SUPPLIED RECORDS –
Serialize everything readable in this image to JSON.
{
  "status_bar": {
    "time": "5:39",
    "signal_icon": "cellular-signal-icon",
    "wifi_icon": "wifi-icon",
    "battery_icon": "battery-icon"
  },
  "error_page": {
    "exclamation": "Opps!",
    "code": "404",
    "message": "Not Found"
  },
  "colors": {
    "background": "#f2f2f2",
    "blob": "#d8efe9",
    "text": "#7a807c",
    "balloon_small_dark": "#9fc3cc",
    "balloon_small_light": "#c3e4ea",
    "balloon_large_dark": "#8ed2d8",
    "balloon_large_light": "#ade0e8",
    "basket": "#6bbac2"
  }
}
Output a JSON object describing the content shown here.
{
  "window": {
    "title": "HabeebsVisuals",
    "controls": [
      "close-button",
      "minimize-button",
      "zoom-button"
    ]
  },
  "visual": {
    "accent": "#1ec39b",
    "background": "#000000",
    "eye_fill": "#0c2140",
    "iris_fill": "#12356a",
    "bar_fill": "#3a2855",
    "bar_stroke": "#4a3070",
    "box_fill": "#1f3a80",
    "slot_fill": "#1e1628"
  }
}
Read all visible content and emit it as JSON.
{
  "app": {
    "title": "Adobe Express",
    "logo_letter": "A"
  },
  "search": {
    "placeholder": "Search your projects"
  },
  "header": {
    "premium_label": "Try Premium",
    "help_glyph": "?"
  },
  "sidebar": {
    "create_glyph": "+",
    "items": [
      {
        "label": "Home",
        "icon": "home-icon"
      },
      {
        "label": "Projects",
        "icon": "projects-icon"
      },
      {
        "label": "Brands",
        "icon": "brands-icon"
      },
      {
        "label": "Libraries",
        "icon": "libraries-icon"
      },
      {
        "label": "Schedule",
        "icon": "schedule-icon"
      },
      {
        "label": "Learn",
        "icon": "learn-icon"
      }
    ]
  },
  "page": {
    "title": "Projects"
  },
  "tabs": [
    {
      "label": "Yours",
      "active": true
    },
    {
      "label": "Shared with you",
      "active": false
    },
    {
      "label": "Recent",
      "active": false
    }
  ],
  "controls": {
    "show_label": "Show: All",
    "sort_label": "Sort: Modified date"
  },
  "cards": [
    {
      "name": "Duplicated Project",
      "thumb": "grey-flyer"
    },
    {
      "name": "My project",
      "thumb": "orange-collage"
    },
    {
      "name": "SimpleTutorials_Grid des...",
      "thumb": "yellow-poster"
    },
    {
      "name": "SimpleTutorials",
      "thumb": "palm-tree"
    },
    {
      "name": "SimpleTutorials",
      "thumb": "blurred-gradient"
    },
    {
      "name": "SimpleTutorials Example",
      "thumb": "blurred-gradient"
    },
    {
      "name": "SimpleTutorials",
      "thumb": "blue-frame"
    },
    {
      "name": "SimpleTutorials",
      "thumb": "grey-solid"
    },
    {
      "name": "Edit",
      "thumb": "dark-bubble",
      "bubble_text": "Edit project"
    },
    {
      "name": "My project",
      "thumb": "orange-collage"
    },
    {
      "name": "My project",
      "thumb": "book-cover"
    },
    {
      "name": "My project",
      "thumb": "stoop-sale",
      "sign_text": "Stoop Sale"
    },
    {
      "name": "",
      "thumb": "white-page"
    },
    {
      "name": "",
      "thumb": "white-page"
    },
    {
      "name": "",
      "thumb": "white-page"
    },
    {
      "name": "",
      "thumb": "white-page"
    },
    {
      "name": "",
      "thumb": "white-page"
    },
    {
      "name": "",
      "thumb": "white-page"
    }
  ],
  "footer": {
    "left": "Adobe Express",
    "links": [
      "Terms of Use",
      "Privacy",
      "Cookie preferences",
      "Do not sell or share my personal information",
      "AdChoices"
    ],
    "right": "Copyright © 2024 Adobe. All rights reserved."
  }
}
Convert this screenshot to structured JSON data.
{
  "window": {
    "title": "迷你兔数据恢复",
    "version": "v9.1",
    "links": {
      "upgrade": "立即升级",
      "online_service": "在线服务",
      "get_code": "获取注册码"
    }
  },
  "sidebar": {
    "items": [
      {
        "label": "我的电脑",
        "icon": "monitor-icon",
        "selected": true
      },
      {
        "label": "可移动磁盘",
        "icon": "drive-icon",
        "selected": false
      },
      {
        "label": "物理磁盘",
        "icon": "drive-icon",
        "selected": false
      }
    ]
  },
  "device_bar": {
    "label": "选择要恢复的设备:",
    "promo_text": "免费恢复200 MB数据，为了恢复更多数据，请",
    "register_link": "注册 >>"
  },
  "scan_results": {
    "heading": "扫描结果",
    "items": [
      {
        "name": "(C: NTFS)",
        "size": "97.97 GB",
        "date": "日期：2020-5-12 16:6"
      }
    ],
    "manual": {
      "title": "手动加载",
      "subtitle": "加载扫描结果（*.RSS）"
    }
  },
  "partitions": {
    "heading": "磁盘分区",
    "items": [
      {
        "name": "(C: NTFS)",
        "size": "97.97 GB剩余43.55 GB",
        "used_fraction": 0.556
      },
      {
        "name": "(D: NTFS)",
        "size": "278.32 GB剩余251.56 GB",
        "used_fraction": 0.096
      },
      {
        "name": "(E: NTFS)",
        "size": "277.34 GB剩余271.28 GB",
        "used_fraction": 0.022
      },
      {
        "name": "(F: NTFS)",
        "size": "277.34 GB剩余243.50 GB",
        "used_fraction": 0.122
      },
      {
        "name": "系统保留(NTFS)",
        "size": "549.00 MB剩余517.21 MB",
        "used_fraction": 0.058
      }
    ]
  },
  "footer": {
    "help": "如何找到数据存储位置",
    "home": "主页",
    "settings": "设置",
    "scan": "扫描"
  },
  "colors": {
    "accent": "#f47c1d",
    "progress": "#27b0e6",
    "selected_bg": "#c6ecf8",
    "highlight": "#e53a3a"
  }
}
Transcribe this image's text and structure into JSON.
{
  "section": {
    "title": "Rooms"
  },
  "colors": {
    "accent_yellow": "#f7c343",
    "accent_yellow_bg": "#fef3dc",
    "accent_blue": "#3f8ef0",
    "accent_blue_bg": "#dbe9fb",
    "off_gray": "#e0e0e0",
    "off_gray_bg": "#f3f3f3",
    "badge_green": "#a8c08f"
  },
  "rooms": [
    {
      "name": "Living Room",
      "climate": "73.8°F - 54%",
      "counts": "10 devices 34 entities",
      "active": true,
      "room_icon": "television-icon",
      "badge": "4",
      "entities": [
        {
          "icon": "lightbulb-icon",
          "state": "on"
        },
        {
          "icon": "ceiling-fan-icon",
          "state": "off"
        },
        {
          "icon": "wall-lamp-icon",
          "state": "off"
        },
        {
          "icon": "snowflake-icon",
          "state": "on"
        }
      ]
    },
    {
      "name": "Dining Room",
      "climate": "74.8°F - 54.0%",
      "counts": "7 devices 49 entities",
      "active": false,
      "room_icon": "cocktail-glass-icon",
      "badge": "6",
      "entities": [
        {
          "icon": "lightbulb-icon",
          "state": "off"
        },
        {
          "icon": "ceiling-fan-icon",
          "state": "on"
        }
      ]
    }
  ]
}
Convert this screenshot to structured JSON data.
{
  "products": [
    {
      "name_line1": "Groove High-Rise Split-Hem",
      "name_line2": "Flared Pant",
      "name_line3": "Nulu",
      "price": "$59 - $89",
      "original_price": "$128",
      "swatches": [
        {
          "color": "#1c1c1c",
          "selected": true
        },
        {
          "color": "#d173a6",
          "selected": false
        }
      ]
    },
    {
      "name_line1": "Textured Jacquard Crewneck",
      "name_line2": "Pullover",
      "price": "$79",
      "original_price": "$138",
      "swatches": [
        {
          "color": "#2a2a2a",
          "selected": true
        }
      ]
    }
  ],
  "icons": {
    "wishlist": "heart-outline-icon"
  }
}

WORK TO COMPLETE –
Each of the records should be retyped exactly.

FULL OUTPUT –
Serialize everything readable in this image to JSON.
{
  "status_bar": {
    "time": "5:39",
    "signal_icon": "cellular-signal-icon",
    "wifi_icon": "wifi-icon",
    "battery_icon": "battery-icon"
  },
  "error_page": {
    "exclamation": "Opps!",
    "code": "404",
    "message": "Not Found"
  },
  "colors": {
    "background": "#f2f2f2",
    "blob": "#d8efe9",
    "text": "#7a807c",
    "balloon_small_dark": "#9fc3cc",
    "balloon_small_light": "#c3e4ea",
    "balloon_large_dark": "#8ed2d8",
    "balloon_large_light": "#ade0e8",
    "basket": "#6bbac2"
  }
}
Output a JSON object describing the content shown here.
{
  "window": {
    "title": "HabeebsVisuals",
    "controls": [
      "close-button",
      "minimize-button",
      "zoom-button"
    ]
  },
  "visual": {
    "accent": "#1ec39b",
    "background": "#000000",
    "eye_fill": "#0c2140",
    "iris_fill": "#12356a",
    "bar_fill": "#3a2855",
    "bar_stroke": "#4a3070",
    "box_fill": "#1f3a80",
    "slot_fill": "#1e1628"
  }
}
Read all visible content and emit it as JSON.
{
  "app": {
    "title": "Adobe Express",
    "logo_letter": "A"
  },
  "search": {
    "placeholder": "Search your projects"
  },
  "header": {
    "premium_label": "Try Premium",
    "help_glyph": "?"
  },
  "sidebar": {
    "create_glyph": "+",
    "items": [
      {
        "label": "Home",
        "icon": "home-icon"
      },
      {
        "label": "Projects",
        "icon": "projects-icon"
      },
      {
        "label": "Brands",
        "icon": "brands-icon"
      },
      {
        "label": "Libraries",
        "icon": "libraries-icon"
      },
      {
        "label": "Schedule",
        "icon": "schedule-icon"
      },
      {
        "label": "Learn",
        "icon": "learn-icon"
      }
    ]
  },
  "page": {
    "title": "Projects"
  },
  "tabs": [
    {
      "label": "Yours",
      "active": true
    },
    {
      "label": "Shared with you",
      "active": false
    },
    {
      "label": "Recent",
      "active": false
    }
  ],
  "controls": {
    "show_label": "Show: All",
    "sort_label": "Sort: Modified date"
  },
  "cards": [
    {
      "name": "Duplicated Project",
      "thumb": "grey-flyer"
    },
    {
      "name": "My project",
      "thumb": "orange-collage"
    },
    {
      "name": "SimpleTutorials_Grid des...",
      "thumb": "yellow-poster"
    },
    {
      "name": "SimpleTutorials",
      "thumb": "palm-tree"
    },
    {
      "name": "SimpleTutorials",
      "thumb": "blurred-gradient"
    },
    {
      "name": "SimpleTutorials Example",
      "thumb": "blurred-gradient"
    },
    {
      "name": "SimpleTutorials",
      "thumb": "blue-frame"
    },
    {
      "name": "SimpleTutorials",
      "thumb": "grey-solid"
    },
    {
      "name": "Edit",
      "thumb": "dark-bubble",
      "bubble_text": "Edit project"
    },
    {
      "name": "My project",
      "thumb": "orange-collage"
    },
    {
      "name": "My project",
      "thumb": "book-cover"
    },
    {
      "name": "My project",
      "thumb": "stoop-sale",
      "sign_text": "Stoop Sale"
    },
    {
      "name": "",
      "thumb": "white-page"
    },
    {
      "name": "",
      "thumb": "white-page"
    },
    {
      "name": "",
      "thumb": "white-page"
    },
    {
      "name": "",
      "thumb": "white-page"
    },
    {
      "name": "",
      "thumb": "white-page"
    },
    {
      "name": "",
      "thumb": "white-page"
    }
  ],
  "footer": {
    "left": "Adobe Express",
    "links": [
      "Terms of Use",
      "Privacy",
      "Cookie preferences",
      "Do not sell or share my personal information",
      "AdChoices"
    ],
    "right": "Copyright © 2024 Adobe. All rights reserved."
  }
}
Convert this screenshot to structured JSON data.
{
  "window": {
    "title": "迷你兔数据恢复",
    "version": "v9.1",
    "links": {
      "upgrade": "立即升级",
      "online_service": "在线服务",
      "get_code": "获取注册码"
    }
  },
  "sidebar": {
    "items": [
      {
        "label": "我的电脑",
        "icon": "monitor-icon",
        "selected": true
      },
      {
        "label": "可移动磁盘",
        "icon": "drive-icon",
        "selected": false
      },
      {
        "label": "物理磁盘",
        "icon": "drive-icon",
        "selected": false
      }
    ]
  },
  "device_bar": {
    "label": "选择要恢复的设备:",
    "promo_text": "免费恢复200 MB数据，为了恢复更多数据，请",
    "register_link": "注册 >>"
  },
  "scan_results": {
    "heading": "扫描结果",
    "items": [
      {
        "name": "(C: NTFS)",
        "size": "97.97 GB",
        "date": "日期：2020-5-12 16:6"
      }
    ],
    "manual": {
      "title": "手动加载",
      "subtitle": "加载扫描结果（*.RSS）"
    }
  },
  "partitions": {
    "heading": "磁盘分区",
    "items": [
      {
        "name": "(C: NTFS)",
        "size": "97.97 GB剩余43.55 GB",
        "used_fraction": 0.556
      },
      {
        "name": "(D: NTFS)",
        "size": "278.32 GB剩余251.56 GB",
        "used_fraction": 0.096
      },
      {
        "name": "(E: NTFS)",
        "size": "277.34 GB剩余271.28 GB",
        "used_fraction": 0.022
      },
      {
        "name": "(F: NTFS)",
        "size": "277.34 GB剩余243.50 GB",
        "used_fraction": 0.122
      },
      {
        "name": "系统保留(NTFS)",
        "size": "549.00 MB剩余517.21 MB",
        "used_fraction": 0.058
      }
    ]
  },
  "footer": {
    "help": "如何找到数据存储位置",
    "home": "主页",
    "settings": "设置",
    "scan": "扫描"
  },
  "colors": {
    "accent": "#f47c1d",
    "progress": "#27b0e6",
    "selected_bg": "#c6ecf8",
    "highlight": "#e53a3a"
  }
}
Transcribe this image's text and structure into JSON.
{
  "section": {
    "title": "Rooms"
  },
  "colors": {
    "accent_yellow": "#f7c343",
    "accent_yellow_bg": "#fef3dc",
    "accent_blue": "#3f8ef0",
    "accent_blue_bg": "#dbe9fb",
    "off_gray": "#e0e0e0",
    "off_gray_bg": "#f3f3f3",
    "badge_green": "#a8c08f"
  },
  "rooms": [
    {
      "name": "Living Room",
      "climate": "73.8°F - 54%",
      "counts": "10 devices 34 entities",
      "active": true,
      "room_icon": "television-icon",
      "badge": "4",
      "entities": [
        {
          "icon": "lightbulb-icon",
          "state": "on"
        },
        {
          "icon": "ceiling-fan-icon",
          "state": "off"
        },
        {
          "icon": "wall-lamp-icon",
          "state": "off"
        },
        {
          "icon": "snowflake-icon",
          "state": "on"
        }
      ]
    },
    {
      "name": "Dining Room",
      "climate": "74.8°F - 54.0%",
      "counts": "7 devices 49 entities",
      "active": false,
      "room_icon": "cocktail-glass-icon",
      "badge": "6",
      "entities": [
        {
          "icon": "lightbulb-icon",
          "state": "off"
        },
        {
          "icon": "ceiling-fan-icon",
          "state": "on"
        }
      ]
    }
  ]
}
Convert this screenshot to structured JSON data.
{
  "products": [
    {
      "name_line1": "Groove High-Rise Split-Hem",
      "name_line2": "Flared Pant",
      "name_line3": "Nulu",
      "price": "$59 - $89",
      "original_price": "$128",
      "swatches": [
        {
          "color": "#1c1c1c",
          "selected": true
        },
        {
          "color": "#d173a6",
          "selected": false
        }
      ]
    },
    {
      "name_line1": "Textured Jacquard Crewneck",
      "name_line2": "Pullover",
      "price": "$79",
      "original_price": "$138",
      "swatches": [
        {
          "color": "#2a2a2a",
          "selected": true
        }
      ]
    }
  ],
  "icons": {
    "wishlist": "heart-outline-icon"
  }
}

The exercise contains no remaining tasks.